GOAL:
Copy each line below in which the string "Desde" occurs.

SOURCE DATA:
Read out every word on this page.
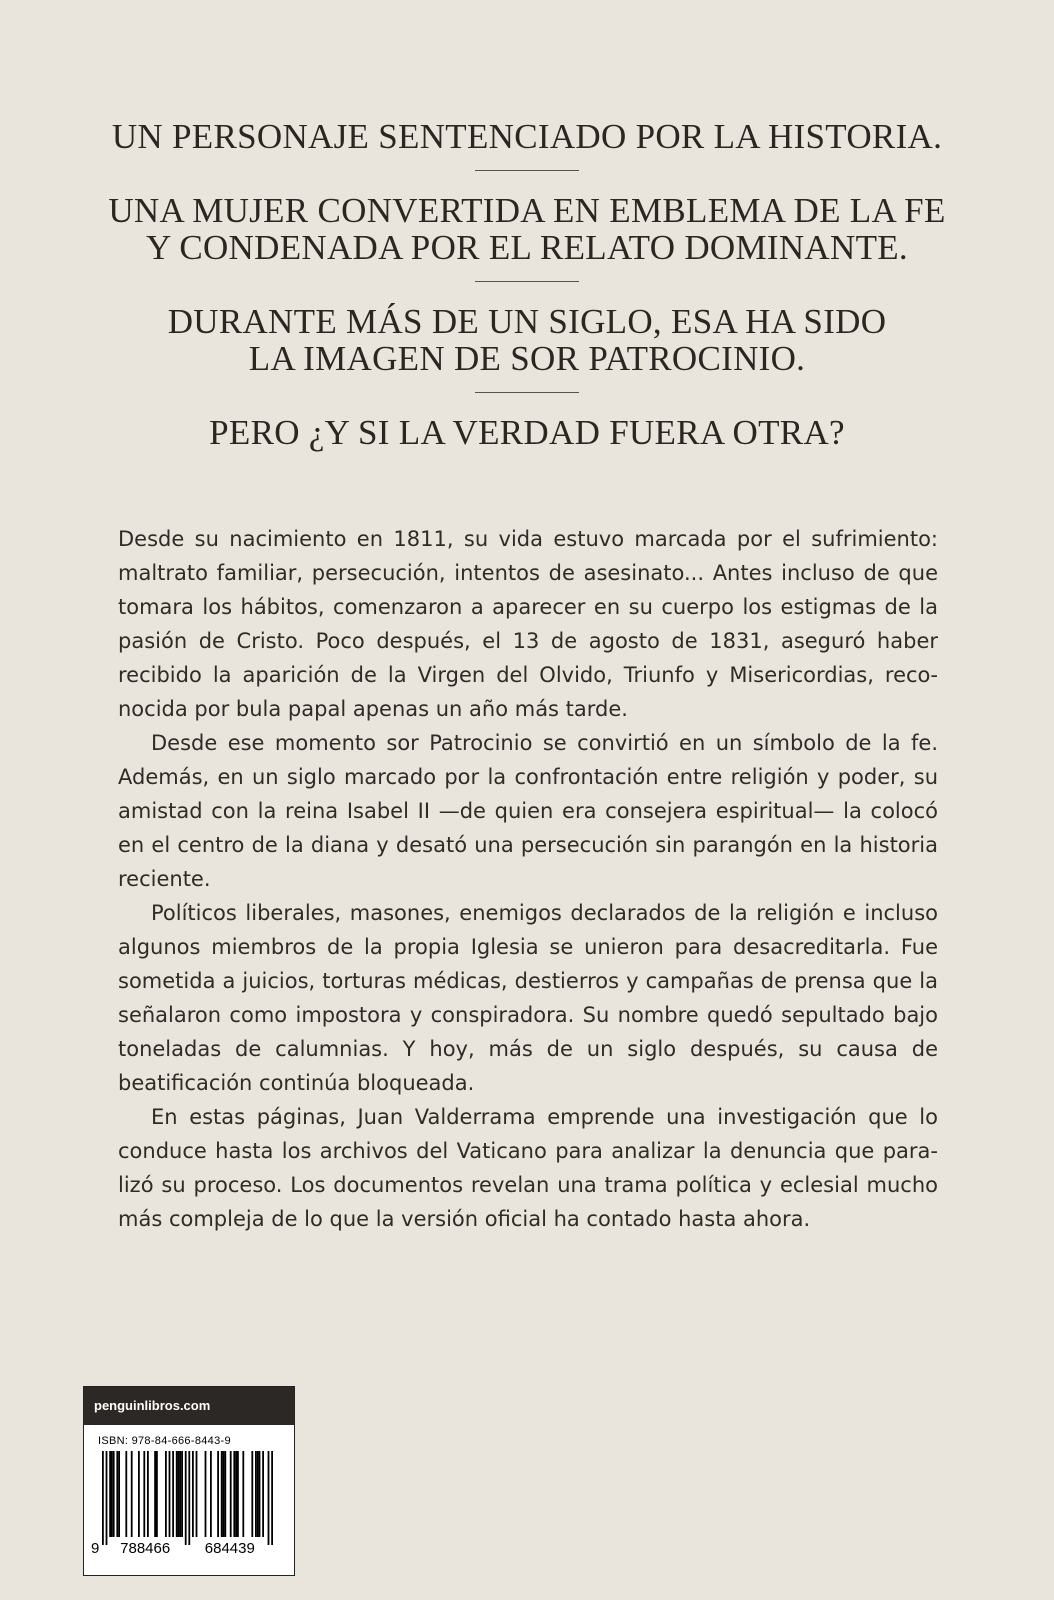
UN PERSONAJE SENTENCIADO POR LA HISTORIA.

UNA MUJER CONVERTIDA EN EMBLEMA DE LA FE
Y CONDENADA POR EL RELATO DOMINANTE.

DURANTE MÁS DE UN SIGLO, ESA HA SIDO
LA IMAGEN DE SOR PATROCINIO.

PERO ¿Y SI LA VERDAD FUERA OTRA?

Desde su nacimiento en 1811, su vida estuvo marcada por el sufrimiento: maltrato familiar, persecución, intentos de asesinato... Antes incluso de que tomara los hábitos, comenzaron a aparecer en su cuerpo los estigmas de la pasión de Cristo. Poco después, el 13 de agosto de 1831, aseguró haber recibido la aparición de la Virgen del Olvido, Triunfo y Misericordias, reconocida por bula papal apenas un año más tarde.

Desde ese momento sor Patrocinio se convirtió en un símbolo de la fe. Además, en un siglo marcado por la confrontación entre religión y poder, su amistad con la reina Isabel II —de quien era consejera espiritual— la colocó en el centro de la diana y desató una persecución sin parangón en la historia reciente.

Políticos liberales, masones, enemigos declarados de la religión e incluso algunos miembros de la propia Iglesia se unieron para desacreditarla. Fue sometida a juicios, torturas médicas, destierros y campañas de prensa que la señalaron como impostora y conspiradora. Su nombre quedó sepultado bajo toneladas de calumnias. Y hoy, más de un siglo después, su causa de beatificación continúa bloqueada.

En estas páginas, Juan Valderrama emprende una investigación que lo conduce hasta los archivos del Vaticano para analizar la denuncia que paralizó su proceso. Los documentos revelan una trama política y eclesial mucho más compleja de lo que la versión oficial ha contado hasta ahora.

penguinlibros.com
ISBN: 978-84-666-8443-9
9 788466 684439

CORRECT RESULT:
Desde su nacimiento en 1811, su vida estuvo marcada por el sufrimiento: maltrato familiar, persecución, intentos de asesinato... Antes incluso de que tomara los hábitos, comenzaron a aparecer en su cuerpo los estigmas de la pasión de Cristo. Poco después, el 13 de agosto de 1831, aseguró haber recibido la aparición de la Virgen del Olvido, Triunfo y Misericordias, reconocida por bula papal apenas un año más tarde.
Desde ese momento sor Patrocinio se convirtió en un símbolo de la fe. Además, en un siglo marcado por la confrontación entre religión y poder, su amistad con la reina Isabel II —de quien era consejera espiritual— la colocó en el centro de la diana y desató una persecución sin parangón en la historia reciente.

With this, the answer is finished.